Every single entry must be reproduced precisely.
-- Opening Marker --
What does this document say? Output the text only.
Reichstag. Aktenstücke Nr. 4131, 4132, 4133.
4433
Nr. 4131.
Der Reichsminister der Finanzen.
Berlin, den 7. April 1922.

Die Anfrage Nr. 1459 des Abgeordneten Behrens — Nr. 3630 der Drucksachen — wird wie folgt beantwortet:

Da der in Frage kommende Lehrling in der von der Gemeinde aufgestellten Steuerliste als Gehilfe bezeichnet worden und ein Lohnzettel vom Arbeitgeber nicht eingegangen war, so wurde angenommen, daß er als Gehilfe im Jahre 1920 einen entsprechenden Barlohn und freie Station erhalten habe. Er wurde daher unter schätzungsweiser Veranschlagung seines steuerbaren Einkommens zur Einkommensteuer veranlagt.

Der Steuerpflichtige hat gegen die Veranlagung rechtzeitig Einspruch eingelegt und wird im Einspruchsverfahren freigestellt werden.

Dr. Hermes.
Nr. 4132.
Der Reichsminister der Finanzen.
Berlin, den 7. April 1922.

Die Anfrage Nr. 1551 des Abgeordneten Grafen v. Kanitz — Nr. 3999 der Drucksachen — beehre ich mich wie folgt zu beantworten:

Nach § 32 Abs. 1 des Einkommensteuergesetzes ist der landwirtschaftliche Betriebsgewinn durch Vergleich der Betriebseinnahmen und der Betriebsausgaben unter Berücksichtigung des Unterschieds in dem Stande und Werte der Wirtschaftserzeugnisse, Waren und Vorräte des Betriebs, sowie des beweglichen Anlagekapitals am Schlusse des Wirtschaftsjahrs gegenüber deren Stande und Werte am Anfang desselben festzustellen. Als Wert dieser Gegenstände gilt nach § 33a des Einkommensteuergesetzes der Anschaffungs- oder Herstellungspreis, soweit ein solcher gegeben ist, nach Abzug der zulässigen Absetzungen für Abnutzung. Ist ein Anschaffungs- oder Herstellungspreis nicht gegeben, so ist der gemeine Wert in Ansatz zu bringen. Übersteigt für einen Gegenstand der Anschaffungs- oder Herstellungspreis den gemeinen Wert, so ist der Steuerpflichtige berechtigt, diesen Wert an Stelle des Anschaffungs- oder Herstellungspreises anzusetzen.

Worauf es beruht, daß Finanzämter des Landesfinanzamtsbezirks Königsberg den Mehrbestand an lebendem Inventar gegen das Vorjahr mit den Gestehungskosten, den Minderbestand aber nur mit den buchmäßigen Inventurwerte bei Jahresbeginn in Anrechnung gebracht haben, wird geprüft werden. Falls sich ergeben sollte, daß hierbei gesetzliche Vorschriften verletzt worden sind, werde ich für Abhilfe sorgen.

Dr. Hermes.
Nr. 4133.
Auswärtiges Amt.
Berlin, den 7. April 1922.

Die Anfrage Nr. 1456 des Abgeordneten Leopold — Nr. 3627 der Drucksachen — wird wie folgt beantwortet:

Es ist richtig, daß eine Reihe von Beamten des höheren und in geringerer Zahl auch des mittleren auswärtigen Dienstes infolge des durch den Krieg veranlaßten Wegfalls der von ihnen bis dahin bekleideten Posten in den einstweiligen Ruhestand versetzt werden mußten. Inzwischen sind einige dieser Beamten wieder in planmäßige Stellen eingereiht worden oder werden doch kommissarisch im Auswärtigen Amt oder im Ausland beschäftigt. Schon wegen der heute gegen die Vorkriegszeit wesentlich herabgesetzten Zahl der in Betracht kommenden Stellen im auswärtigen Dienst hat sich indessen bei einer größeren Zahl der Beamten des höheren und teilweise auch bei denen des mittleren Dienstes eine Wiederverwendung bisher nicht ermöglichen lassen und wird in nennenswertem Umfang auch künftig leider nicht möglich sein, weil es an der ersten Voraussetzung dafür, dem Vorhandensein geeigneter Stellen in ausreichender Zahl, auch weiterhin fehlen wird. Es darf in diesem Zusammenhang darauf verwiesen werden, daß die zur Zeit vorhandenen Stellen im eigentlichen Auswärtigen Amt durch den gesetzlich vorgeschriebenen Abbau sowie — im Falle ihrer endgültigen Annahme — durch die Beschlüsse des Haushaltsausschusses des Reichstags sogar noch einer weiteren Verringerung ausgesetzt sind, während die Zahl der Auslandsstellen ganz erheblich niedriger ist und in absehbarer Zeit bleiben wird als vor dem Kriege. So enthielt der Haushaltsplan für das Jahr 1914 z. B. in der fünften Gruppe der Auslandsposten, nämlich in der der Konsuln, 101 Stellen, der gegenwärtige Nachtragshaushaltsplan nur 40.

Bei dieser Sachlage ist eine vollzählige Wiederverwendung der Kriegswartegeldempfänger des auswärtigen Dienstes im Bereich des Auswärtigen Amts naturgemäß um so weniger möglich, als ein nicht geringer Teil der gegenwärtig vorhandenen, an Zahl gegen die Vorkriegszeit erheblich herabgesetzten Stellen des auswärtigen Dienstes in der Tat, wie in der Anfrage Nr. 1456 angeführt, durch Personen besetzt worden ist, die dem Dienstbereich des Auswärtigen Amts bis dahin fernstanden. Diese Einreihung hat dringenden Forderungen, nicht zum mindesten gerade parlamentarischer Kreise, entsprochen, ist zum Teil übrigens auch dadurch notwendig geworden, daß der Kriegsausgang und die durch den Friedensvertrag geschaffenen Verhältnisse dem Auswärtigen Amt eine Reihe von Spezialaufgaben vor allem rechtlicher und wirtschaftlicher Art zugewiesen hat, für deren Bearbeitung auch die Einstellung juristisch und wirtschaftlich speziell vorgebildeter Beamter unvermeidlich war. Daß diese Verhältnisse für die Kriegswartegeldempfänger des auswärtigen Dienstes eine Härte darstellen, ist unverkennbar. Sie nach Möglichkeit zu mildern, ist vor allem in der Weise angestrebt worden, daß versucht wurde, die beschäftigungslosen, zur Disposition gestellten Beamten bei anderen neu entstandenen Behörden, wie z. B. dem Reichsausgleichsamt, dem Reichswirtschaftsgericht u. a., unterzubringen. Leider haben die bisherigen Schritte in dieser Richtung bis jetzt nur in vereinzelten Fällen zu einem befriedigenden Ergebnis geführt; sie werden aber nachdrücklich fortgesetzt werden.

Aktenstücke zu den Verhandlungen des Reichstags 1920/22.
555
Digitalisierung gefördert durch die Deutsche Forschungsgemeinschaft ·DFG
-- Closing Marker --
Answer box
What does this document say? Output the text only.
Reichstag. Aktenstücke Nr. 4131, 4132, 4133.
4433
Nr. 4131.
Der Reichsminister der Finanzen.
Berlin, den 7. April 1922.

Die Anfrage Nr. 1459 des Abgeordneten Behrens — Nr. 3630 der Drucksachen — wird wie folgt beantwortet:

Da der in Frage kommende Lehrling in der von der Gemeinde aufgestellten Steuerliste als Gehilfe bezeichnet worden und ein Lohnzettel vom Arbeitgeber nicht eingegangen war, so wurde angenommen, daß er als Gehilfe im Jahre 1920 einen entsprechenden Barlohn und freie Station erhalten habe. Er wurde daher unter schätzungsweiser Veranschlagung seines steuerbaren Einkommens zur Einkommensteuer veranlagt.

Der Steuerpflichtige hat gegen die Veranlagung rechtzeitig Einspruch eingelegt und wird im Einspruchsverfahren freigestellt werden.

Dr. Hermes.
Nr. 4132.
Der Reichsminister der Finanzen.
Berlin, den 7. April 1922.

Die Anfrage Nr. 1551 des Abgeordneten Grafen v. Kanitz — Nr. 3999 der Drucksachen — beehre ich mich wie folgt zu beantworten:

Nach § 32 Abs. 1 des Einkommensteuergesetzes ist der landwirtschaftliche Betriebsgewinn durch Vergleich der Betriebseinnahmen und der Betriebsausgaben unter Berücksichtigung des Unterschieds in dem Stande und Werte der Wirtschaftserzeugnisse, Waren und Vorräte des Betriebs, sowie des beweglichen Anlagekapitals am Schlusse des Wirtschaftsjahrs gegenüber deren Stande und Werte am Anfang desselben festzustellen. Als Wert dieser Gegenstände gilt nach § 33a des Einkommensteuergesetzes der Anschaffungs- oder Herstellungspreis, soweit ein solcher gegeben ist, nach Abzug der zulässigen Absetzungen für Abnutzung. Ist ein Anschaffungs- oder Herstellungspreis nicht gegeben, so ist der gemeine Wert in Ansatz zu bringen. Übersteigt für einen Gegenstand der Anschaffungs- oder Herstellungspreis den gemeinen Wert, so ist der Steuerpflichtige berechtigt, diesen Wert an Stelle des Anschaffungs- oder Herstellungspreises anzusetzen.

Worauf es beruht, daß Finanzämter des Landesfinanzamtsbezirks Königsberg den Mehrbestand an lebendem Inventar gegen das Vorjahr mit den Gestehungskosten, den Minderbestand aber nur mit den buchmäßigen Inventurwerte bei Jahresbeginn in Anrechnung gebracht haben, wird geprüft werden. Falls sich ergeben sollte, daß hierbei gesetzliche Vorschriften verletzt worden sind, werde ich für Abhilfe sorgen.

Dr. Hermes.
Nr. 4133.
Auswärtiges Amt.
Berlin, den 7. April 1922.

Die Anfrage Nr. 1456 des Abgeordneten Leopold — Nr. 3627 der Drucksachen — wird wie folgt beantwortet:

Es ist richtig, daß eine Reihe von Beamten des höheren und in geringerer Zahl auch des mittleren auswärtigen Dienstes infolge des durch den Krieg veranlaßten Wegfalls der von ihnen bis dahin bekleideten Posten in den einstweiligen Ruhestand versetzt werden mußten. Inzwischen sind einige dieser Beamten wieder in planmäßige Stellen eingereiht worden oder werden doch kommissarisch im Auswärtigen Amt oder im Ausland beschäftigt. Schon wegen der heute gegen die Vorkriegszeit wesentlich herabgesetzten Zahl der in Betracht kommenden Stellen im auswärtigen Dienst hat sich indessen bei einer größeren Zahl der Beamten des höheren und teilweise auch bei denen des mittleren Dienstes eine Wiederverwendung bisher nicht ermöglichen lassen und wird in nennenswertem Umfang auch künftig leider nicht möglich sein, weil es an der ersten Voraussetzung dafür, dem Vorhandensein geeigneter Stellen in ausreichender Zahl, auch weiterhin fehlen wird. Es darf in diesem Zusammenhang darauf verwiesen werden, daß die zur Zeit vorhandenen Stellen im eigentlichen Auswärtigen Amt durch den gesetzlich vorgeschriebenen Abbau sowie — im Falle ihrer endgültigen Annahme — durch die Beschlüsse des Haushaltsausschusses des Reichstags sogar noch einer weiteren Verringerung ausgesetzt sind, während die Zahl der Auslandsstellen ganz erheblich niedriger ist und in absehbarer Zeit bleiben wird als vor dem Kriege. So enthielt der Haushaltsplan für das Jahr 1914 z. B. in der fünften Gruppe der Auslandsposten, nämlich in der der Konsuln, 101 Stellen, der gegenwärtige Nachtragshaushaltsplan nur 40.

Bei dieser Sachlage ist eine vollzählige Wiederverwendung der Kriegswartegeldempfänger des auswärtigen Dienstes im Bereich des Auswärtigen Amts naturgemäß um so weniger möglich, als ein nicht geringer Teil der gegenwärtig vorhandenen, an Zahl gegen die Vorkriegszeit erheblich herabgesetzten Stellen des auswärtigen Dienstes in der Tat, wie in der Anfrage Nr. 1456 angeführt, durch Personen besetzt worden ist, die dem Dienstbereich des Auswärtigen Amts bis dahin fernstanden. Diese Einreihung hat dringenden Forderungen, nicht zum mindesten gerade parlamentarischer Kreise, entsprochen, ist zum Teil übrigens auch dadurch notwendig geworden, daß der Kriegsausgang und die durch den Friedensvertrag geschaffenen Verhältnisse dem Auswärtigen Amt eine Reihe von Spezialaufgaben vor allem rechtlicher und wirtschaftlicher Art zugewiesen hat, für deren Bearbeitung auch die Einstellung juristisch und wirtschaftlich speziell vorgebildeter Beamter unvermeidlich war. Daß diese Verhältnisse für die Kriegswartegeldempfänger des auswärtigen Dienstes eine Härte darstellen, ist unverkennbar. Sie nach Möglichkeit zu mildern, ist vor allem in der Weise angestrebt worden, daß versucht wurde, die beschäftigungslosen, zur Disposition gestellten Beamten bei anderen neu entstandenen Behörden, wie z. B. dem Reichsausgleichsamt, dem Reichswirtschaftsgericht u. a., unterzubringen. Leider haben die bisherigen Schritte in dieser Richtung bis jetzt nur in vereinzelten Fällen zu einem befriedigenden Ergebnis geführt; sie werden aber nachdrücklich fortgesetzt werden.

Aktenstücke zu den Verhandlungen des Reichstags 1920/22.
555
Digitalisierung gefördert durch die Deutsche Forschungsgemeinschaft ·DFG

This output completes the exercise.